• Problem to work on: How many of the lines that follow contain the word "Partial"? Give only the number.
+-------+
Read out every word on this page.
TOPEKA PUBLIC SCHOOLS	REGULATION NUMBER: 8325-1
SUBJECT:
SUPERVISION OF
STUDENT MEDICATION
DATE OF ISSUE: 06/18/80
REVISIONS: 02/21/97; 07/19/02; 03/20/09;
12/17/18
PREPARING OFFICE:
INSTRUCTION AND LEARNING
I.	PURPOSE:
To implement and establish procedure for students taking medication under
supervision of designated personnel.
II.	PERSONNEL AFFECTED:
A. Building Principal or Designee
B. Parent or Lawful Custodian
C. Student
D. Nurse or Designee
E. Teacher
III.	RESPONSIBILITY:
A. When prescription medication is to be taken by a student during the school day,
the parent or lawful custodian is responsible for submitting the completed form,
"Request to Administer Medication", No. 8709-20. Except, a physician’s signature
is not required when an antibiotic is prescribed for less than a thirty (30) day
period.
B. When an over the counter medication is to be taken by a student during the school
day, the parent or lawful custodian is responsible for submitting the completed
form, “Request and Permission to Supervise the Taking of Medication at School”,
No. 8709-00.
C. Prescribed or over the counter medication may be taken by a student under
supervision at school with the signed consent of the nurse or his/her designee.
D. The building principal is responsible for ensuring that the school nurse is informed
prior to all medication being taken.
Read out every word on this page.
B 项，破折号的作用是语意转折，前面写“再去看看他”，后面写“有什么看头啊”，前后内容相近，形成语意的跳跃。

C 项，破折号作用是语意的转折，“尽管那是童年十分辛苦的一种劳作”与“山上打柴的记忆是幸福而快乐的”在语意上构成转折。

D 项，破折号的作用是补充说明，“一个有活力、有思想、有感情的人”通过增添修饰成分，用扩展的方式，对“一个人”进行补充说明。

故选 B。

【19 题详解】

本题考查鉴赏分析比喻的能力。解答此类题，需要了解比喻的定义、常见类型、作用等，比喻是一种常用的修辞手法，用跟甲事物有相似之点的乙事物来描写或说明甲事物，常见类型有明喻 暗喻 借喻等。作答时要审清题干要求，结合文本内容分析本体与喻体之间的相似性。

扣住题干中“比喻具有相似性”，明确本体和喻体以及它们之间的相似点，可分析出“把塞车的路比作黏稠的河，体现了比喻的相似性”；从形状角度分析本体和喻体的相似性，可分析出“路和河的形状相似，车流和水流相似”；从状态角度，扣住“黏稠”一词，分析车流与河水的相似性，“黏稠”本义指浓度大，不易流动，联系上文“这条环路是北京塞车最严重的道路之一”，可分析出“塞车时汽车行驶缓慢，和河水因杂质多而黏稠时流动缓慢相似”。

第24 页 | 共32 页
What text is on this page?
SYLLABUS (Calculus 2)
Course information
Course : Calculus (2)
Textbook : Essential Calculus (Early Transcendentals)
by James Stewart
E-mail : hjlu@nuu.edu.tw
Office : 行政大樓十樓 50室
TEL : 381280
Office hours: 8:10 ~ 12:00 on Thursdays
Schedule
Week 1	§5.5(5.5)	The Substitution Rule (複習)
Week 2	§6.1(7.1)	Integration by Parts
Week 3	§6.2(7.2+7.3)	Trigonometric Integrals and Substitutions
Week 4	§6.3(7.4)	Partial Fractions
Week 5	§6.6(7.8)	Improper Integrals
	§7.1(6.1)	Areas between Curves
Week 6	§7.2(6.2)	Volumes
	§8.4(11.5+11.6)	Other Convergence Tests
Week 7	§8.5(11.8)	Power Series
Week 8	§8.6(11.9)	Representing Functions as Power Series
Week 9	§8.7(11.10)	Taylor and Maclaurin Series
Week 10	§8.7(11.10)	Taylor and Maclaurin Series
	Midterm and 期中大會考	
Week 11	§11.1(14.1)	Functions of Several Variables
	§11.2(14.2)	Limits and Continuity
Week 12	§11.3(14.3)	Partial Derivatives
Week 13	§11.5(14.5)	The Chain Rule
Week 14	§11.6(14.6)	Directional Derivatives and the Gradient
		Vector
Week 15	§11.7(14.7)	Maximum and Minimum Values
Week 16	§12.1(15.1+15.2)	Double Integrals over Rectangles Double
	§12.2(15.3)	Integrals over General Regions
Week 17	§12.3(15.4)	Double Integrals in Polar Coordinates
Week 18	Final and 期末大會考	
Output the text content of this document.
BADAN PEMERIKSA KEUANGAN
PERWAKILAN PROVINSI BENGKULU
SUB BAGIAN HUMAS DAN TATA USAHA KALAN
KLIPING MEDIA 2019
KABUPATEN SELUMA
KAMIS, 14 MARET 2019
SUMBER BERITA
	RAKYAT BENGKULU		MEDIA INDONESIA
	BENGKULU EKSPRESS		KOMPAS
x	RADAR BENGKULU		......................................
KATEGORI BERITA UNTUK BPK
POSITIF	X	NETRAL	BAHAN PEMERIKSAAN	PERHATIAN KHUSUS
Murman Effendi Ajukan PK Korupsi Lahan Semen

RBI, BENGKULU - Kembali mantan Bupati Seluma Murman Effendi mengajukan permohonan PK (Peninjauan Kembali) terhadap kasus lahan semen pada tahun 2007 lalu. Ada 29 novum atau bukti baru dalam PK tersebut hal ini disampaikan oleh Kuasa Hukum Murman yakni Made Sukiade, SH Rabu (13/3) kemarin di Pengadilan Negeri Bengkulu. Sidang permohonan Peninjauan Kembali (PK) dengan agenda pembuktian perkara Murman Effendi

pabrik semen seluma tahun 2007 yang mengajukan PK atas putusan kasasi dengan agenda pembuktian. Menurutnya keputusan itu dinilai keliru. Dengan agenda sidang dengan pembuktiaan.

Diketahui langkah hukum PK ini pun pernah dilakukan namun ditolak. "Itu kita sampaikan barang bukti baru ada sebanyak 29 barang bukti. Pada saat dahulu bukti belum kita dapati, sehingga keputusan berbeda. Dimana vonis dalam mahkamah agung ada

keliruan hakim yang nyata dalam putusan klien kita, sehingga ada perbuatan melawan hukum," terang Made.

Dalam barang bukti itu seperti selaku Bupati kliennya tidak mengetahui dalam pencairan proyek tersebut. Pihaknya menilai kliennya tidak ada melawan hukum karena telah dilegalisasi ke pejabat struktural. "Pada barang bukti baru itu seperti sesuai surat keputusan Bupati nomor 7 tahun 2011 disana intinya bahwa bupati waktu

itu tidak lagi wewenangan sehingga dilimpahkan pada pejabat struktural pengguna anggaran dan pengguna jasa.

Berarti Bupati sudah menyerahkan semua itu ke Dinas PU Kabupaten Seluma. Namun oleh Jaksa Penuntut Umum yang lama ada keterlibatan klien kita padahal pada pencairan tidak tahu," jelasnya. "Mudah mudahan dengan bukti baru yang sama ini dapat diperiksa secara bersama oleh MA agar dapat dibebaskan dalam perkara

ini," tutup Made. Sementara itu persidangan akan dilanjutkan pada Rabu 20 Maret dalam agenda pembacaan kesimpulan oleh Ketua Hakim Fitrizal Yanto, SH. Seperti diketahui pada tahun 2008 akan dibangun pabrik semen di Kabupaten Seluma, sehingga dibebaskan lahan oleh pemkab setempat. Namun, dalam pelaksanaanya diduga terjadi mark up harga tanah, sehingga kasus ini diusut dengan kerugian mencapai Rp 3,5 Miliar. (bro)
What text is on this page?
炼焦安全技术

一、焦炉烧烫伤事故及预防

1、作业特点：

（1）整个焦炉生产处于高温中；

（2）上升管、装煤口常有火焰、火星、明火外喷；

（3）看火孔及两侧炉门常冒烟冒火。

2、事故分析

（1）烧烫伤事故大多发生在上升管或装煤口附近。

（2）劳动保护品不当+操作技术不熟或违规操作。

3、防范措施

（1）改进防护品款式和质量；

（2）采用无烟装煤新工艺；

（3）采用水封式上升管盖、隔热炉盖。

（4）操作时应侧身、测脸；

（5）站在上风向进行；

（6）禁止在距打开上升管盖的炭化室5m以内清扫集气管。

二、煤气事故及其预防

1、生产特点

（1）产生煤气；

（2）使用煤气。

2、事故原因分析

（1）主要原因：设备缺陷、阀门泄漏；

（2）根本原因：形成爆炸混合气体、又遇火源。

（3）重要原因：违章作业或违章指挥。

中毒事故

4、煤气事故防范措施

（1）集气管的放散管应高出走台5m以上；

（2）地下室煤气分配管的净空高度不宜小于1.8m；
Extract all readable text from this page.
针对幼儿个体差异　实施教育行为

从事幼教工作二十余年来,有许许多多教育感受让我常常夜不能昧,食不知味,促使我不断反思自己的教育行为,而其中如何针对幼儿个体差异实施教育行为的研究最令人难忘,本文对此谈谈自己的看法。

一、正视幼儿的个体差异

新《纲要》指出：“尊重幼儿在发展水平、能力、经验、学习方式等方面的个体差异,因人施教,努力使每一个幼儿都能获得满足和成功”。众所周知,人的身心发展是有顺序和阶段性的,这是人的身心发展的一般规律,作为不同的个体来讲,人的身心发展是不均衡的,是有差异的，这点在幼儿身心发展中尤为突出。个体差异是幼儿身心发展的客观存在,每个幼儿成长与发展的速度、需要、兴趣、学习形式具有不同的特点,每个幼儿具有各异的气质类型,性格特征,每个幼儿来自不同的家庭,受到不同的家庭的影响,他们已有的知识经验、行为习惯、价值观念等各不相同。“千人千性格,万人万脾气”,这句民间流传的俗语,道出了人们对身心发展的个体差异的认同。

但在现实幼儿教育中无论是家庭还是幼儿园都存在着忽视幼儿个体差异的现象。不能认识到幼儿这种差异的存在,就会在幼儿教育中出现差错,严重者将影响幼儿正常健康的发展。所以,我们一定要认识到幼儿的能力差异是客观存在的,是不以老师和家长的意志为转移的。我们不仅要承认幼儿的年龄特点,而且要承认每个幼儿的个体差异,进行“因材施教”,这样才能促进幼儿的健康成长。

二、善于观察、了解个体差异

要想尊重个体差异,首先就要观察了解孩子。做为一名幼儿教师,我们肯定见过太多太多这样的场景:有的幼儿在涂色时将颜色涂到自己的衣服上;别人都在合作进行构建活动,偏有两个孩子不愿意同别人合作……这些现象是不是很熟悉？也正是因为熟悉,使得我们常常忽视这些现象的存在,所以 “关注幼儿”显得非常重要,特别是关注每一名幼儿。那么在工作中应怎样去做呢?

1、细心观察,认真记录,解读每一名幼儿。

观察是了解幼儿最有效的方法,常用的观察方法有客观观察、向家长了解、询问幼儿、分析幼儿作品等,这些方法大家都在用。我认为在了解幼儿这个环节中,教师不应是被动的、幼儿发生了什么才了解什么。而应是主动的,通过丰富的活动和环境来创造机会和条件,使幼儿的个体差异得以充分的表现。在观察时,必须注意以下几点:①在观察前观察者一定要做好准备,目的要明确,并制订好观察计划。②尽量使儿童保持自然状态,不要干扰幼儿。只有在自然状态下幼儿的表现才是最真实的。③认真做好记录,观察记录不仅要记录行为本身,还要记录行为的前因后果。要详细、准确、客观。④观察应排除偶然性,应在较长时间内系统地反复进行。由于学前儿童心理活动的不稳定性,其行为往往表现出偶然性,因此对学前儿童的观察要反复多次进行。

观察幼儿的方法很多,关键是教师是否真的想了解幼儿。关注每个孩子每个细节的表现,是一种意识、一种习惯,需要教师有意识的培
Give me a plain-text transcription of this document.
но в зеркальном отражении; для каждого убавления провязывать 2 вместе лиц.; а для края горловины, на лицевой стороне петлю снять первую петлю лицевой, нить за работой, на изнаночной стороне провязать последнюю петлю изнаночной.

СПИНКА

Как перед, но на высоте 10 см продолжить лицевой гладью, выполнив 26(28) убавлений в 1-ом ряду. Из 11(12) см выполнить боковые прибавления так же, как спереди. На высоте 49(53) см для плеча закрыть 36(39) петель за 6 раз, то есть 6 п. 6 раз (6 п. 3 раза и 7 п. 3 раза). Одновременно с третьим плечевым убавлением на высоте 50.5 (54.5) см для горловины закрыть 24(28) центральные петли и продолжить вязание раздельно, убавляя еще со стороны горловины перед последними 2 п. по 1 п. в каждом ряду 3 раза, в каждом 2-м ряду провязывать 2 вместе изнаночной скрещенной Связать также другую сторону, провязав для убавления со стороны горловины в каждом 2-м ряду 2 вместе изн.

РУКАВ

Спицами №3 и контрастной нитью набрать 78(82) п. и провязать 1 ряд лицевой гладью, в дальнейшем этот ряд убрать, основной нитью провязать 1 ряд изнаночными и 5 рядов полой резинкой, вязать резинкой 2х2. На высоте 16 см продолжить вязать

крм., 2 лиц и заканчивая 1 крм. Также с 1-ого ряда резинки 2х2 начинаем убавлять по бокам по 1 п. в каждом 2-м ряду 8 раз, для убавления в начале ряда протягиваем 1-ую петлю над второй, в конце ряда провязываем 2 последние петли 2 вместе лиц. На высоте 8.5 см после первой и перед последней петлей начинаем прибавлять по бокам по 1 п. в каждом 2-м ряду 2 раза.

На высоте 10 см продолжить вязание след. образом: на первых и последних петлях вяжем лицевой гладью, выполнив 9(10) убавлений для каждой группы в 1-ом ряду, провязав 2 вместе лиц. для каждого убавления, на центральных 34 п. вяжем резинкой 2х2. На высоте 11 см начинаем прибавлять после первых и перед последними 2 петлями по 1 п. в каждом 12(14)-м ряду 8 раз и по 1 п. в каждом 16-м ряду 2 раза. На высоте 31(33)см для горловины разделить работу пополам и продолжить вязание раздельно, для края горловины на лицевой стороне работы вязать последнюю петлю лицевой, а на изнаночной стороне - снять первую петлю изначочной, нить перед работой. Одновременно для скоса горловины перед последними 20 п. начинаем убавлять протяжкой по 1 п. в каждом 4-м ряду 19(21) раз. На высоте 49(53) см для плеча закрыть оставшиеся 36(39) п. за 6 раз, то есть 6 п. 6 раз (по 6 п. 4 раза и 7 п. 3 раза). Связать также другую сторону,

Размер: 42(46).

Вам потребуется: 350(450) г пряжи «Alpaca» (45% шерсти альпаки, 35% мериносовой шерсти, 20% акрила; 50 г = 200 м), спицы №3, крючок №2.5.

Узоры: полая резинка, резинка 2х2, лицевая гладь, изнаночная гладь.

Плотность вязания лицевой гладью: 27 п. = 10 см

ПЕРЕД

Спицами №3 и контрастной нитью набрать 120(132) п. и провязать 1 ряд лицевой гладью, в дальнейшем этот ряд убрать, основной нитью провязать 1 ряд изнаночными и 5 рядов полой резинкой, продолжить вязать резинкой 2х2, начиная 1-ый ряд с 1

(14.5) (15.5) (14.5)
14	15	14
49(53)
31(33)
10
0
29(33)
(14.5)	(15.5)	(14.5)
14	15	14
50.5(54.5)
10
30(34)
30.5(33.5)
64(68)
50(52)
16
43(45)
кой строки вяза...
+-------+
• Task answer: 2